A block of data:
....
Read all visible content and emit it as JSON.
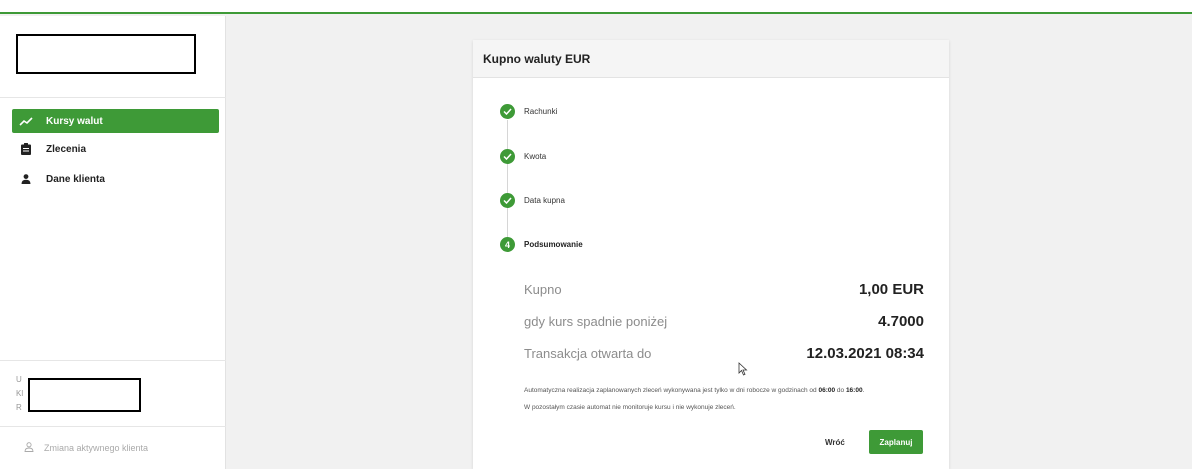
{
  "colors": {
    "brand_green": "#3e9a37"
  },
  "sidebar": {
    "items": [
      {
        "label": "Kursy walut",
        "icon": "trending-up-icon",
        "active": true
      },
      {
        "label": "Zlecenia",
        "icon": "clipboard-icon",
        "active": false
      },
      {
        "label": "Dane klienta",
        "icon": "person-icon",
        "active": false
      }
    ],
    "user_info_lines": [
      "U",
      "Kl",
      "R"
    ],
    "change_client_label": "Zmiana aktywnego klienta",
    "change_client_icon": "person-outline-icon"
  },
  "card": {
    "title": "Kupno waluty EUR",
    "steps": [
      {
        "label": "Rachunki",
        "state": "done"
      },
      {
        "label": "Kwota",
        "state": "done"
      },
      {
        "label": "Data kupna",
        "state": "done"
      },
      {
        "label": "Podsumowanie",
        "state": "current",
        "number": "4"
      }
    ],
    "summary": [
      {
        "label": "Kupno",
        "value": "1,00 EUR"
      },
      {
        "label": "gdy kurs spadnie poniżej",
        "value": "4.7000"
      },
      {
        "label": "Transakcja otwarta do",
        "value": "12.03.2021 08:34"
      }
    ],
    "note": {
      "line1_a": "Automatyczna realizacja zaplanowanych zleceń wykonywana jest tylko w dni robocze w godzinach od ",
      "time_from": "06:00",
      "line1_b": " do ",
      "time_to": "16:00",
      "line1_c": ".",
      "line2": "W pozostałym czasie automat nie monitoruje kursu i nie wykonuje zleceń."
    },
    "back_label": "Wróć",
    "plan_label": "Zaplanuj"
  }
}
....
Task objective: Look through the entries above and report each line where the string "person" occurs.

Answer to the task:
        "icon": "person-icon",
    "change_client_icon": "person-outline-icon"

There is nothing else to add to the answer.